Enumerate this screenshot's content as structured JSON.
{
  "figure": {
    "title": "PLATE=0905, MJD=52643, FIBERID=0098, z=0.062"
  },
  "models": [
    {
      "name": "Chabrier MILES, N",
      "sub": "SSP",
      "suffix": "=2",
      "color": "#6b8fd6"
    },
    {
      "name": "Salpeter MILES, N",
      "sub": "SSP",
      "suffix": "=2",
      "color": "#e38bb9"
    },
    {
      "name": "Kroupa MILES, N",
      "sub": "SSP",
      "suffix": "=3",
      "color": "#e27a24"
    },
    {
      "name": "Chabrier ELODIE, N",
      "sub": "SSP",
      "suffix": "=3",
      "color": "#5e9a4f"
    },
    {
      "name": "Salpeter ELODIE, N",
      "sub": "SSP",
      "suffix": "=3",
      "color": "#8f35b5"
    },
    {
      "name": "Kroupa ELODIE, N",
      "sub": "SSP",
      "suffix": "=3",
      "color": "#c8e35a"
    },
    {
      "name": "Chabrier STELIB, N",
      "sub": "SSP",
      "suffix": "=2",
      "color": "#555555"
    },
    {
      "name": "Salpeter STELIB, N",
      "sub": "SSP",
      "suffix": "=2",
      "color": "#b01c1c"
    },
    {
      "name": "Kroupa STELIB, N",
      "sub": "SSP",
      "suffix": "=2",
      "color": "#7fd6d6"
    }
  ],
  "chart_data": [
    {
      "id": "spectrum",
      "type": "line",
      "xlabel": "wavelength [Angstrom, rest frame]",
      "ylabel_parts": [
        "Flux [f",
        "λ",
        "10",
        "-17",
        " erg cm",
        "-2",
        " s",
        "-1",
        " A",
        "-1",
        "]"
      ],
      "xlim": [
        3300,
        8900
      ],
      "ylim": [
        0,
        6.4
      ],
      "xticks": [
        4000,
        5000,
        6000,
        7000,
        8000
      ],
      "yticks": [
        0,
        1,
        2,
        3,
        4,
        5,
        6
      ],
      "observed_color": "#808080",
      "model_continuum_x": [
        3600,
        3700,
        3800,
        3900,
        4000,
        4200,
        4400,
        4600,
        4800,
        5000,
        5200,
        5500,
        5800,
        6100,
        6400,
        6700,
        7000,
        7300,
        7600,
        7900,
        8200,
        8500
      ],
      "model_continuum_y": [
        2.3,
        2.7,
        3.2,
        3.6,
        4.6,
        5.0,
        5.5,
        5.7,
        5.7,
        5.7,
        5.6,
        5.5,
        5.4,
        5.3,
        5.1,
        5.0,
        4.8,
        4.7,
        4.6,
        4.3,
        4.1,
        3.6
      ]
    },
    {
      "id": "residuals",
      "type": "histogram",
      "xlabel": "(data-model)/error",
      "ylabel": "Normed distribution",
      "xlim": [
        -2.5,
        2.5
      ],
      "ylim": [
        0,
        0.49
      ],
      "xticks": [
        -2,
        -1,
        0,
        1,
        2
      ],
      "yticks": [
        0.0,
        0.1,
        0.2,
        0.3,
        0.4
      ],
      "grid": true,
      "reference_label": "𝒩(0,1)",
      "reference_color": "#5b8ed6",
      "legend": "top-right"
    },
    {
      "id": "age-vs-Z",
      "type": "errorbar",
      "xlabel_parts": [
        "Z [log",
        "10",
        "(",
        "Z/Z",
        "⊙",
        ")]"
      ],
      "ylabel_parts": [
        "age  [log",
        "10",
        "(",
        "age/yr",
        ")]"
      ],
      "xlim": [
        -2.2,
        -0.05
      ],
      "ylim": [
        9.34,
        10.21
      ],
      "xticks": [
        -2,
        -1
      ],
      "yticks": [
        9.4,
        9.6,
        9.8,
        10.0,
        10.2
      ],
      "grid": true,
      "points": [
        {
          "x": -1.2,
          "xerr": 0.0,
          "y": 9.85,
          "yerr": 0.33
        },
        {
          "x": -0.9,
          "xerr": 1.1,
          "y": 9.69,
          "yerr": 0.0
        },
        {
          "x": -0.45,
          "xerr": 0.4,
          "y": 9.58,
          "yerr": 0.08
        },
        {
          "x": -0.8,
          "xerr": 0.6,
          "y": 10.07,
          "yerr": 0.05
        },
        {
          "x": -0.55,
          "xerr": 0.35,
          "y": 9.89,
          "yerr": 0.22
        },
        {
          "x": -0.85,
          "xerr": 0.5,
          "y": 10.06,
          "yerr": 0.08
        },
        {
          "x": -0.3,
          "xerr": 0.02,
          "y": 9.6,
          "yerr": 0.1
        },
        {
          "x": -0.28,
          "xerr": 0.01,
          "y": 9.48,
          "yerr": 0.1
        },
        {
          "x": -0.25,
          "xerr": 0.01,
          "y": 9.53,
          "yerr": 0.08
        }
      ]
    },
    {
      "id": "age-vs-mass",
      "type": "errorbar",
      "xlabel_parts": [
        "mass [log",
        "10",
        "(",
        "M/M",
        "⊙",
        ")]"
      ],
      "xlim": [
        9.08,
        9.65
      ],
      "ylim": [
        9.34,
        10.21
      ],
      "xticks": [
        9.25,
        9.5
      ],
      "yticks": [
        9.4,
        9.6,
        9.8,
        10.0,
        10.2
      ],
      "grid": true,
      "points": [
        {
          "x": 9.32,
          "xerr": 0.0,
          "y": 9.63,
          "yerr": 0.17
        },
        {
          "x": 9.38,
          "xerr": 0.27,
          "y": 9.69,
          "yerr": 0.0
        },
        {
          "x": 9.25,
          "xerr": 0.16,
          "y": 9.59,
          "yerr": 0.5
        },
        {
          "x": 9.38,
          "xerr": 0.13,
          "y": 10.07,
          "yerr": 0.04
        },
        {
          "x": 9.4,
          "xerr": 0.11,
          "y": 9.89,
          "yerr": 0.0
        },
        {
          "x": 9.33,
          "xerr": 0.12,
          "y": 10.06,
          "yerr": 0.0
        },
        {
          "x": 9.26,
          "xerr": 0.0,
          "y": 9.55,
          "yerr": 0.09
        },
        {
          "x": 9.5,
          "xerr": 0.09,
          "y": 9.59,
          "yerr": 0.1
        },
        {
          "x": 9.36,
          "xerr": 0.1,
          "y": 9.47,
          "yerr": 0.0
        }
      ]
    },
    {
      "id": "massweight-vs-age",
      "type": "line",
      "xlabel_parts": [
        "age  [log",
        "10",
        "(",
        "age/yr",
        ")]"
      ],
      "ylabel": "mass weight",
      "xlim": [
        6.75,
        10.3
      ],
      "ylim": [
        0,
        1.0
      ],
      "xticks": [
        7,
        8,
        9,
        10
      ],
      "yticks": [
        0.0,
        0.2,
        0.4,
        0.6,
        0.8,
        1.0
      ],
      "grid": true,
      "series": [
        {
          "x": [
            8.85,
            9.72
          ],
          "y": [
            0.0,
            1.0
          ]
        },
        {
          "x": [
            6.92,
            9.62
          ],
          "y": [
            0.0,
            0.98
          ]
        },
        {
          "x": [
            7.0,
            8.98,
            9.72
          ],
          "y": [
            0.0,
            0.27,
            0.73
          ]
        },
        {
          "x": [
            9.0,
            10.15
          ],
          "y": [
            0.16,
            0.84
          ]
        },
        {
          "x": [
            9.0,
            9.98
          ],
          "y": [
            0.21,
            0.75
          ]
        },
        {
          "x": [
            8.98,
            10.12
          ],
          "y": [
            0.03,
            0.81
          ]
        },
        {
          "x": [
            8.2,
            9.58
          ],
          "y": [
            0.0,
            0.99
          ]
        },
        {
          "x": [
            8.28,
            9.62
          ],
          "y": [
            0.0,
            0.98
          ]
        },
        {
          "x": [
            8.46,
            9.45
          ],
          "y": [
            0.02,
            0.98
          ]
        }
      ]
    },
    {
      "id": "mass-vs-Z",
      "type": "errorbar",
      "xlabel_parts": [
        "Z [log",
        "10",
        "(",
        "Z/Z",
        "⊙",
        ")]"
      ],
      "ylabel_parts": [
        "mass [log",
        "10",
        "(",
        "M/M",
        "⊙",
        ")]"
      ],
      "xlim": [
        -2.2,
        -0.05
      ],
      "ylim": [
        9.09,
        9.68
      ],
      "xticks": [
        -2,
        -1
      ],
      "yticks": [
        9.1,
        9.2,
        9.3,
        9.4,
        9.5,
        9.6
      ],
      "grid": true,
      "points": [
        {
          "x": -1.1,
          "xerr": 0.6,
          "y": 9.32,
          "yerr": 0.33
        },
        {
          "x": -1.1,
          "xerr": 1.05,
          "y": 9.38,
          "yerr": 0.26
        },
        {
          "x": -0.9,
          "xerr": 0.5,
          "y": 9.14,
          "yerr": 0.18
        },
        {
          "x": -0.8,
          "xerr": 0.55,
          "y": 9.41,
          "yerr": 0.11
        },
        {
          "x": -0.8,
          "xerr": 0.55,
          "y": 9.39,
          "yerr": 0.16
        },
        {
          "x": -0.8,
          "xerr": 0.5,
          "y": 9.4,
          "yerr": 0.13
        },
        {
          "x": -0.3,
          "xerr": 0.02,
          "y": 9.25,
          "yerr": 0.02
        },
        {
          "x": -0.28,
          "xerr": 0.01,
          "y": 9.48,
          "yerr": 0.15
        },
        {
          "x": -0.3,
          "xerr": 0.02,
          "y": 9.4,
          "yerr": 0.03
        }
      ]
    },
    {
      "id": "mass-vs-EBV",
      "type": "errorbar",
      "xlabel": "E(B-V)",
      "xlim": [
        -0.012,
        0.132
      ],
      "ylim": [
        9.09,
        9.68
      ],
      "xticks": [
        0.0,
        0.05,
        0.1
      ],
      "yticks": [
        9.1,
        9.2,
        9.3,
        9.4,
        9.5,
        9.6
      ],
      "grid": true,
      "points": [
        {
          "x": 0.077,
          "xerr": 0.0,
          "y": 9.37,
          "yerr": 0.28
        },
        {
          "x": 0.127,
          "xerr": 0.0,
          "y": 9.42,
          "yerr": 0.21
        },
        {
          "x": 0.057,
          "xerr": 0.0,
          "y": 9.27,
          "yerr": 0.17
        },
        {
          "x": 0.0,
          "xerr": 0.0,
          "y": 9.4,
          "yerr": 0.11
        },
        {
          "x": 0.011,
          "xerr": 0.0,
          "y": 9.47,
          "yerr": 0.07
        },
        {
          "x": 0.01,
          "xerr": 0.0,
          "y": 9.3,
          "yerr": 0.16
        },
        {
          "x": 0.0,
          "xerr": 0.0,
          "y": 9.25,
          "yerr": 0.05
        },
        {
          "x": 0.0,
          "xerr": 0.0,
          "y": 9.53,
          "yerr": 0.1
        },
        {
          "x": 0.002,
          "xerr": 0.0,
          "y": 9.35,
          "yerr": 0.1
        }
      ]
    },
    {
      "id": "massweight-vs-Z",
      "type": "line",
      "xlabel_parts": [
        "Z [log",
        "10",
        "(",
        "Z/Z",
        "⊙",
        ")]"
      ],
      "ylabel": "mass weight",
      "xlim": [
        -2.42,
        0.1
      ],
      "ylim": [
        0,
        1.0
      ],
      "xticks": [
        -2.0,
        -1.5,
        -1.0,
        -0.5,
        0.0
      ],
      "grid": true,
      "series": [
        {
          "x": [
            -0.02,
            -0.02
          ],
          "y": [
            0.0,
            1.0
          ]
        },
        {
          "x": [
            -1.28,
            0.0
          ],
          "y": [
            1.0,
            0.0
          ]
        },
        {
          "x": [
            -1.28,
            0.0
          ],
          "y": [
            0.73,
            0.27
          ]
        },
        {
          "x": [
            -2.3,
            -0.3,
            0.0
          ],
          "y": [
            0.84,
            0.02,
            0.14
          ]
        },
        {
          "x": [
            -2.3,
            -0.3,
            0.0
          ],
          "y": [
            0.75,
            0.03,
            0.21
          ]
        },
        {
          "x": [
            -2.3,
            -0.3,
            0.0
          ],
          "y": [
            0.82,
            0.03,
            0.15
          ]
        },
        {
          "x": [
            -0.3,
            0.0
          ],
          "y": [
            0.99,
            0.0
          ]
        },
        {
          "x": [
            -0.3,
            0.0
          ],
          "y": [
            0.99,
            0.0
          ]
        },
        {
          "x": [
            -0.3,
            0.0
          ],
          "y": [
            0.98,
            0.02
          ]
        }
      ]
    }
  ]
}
■ ■ ■ ■ ■ ■ ■
→ EXERCISE
Say how many lines in the records above hold "massweight", and give no other text.

→ RIGHT ANSWER
2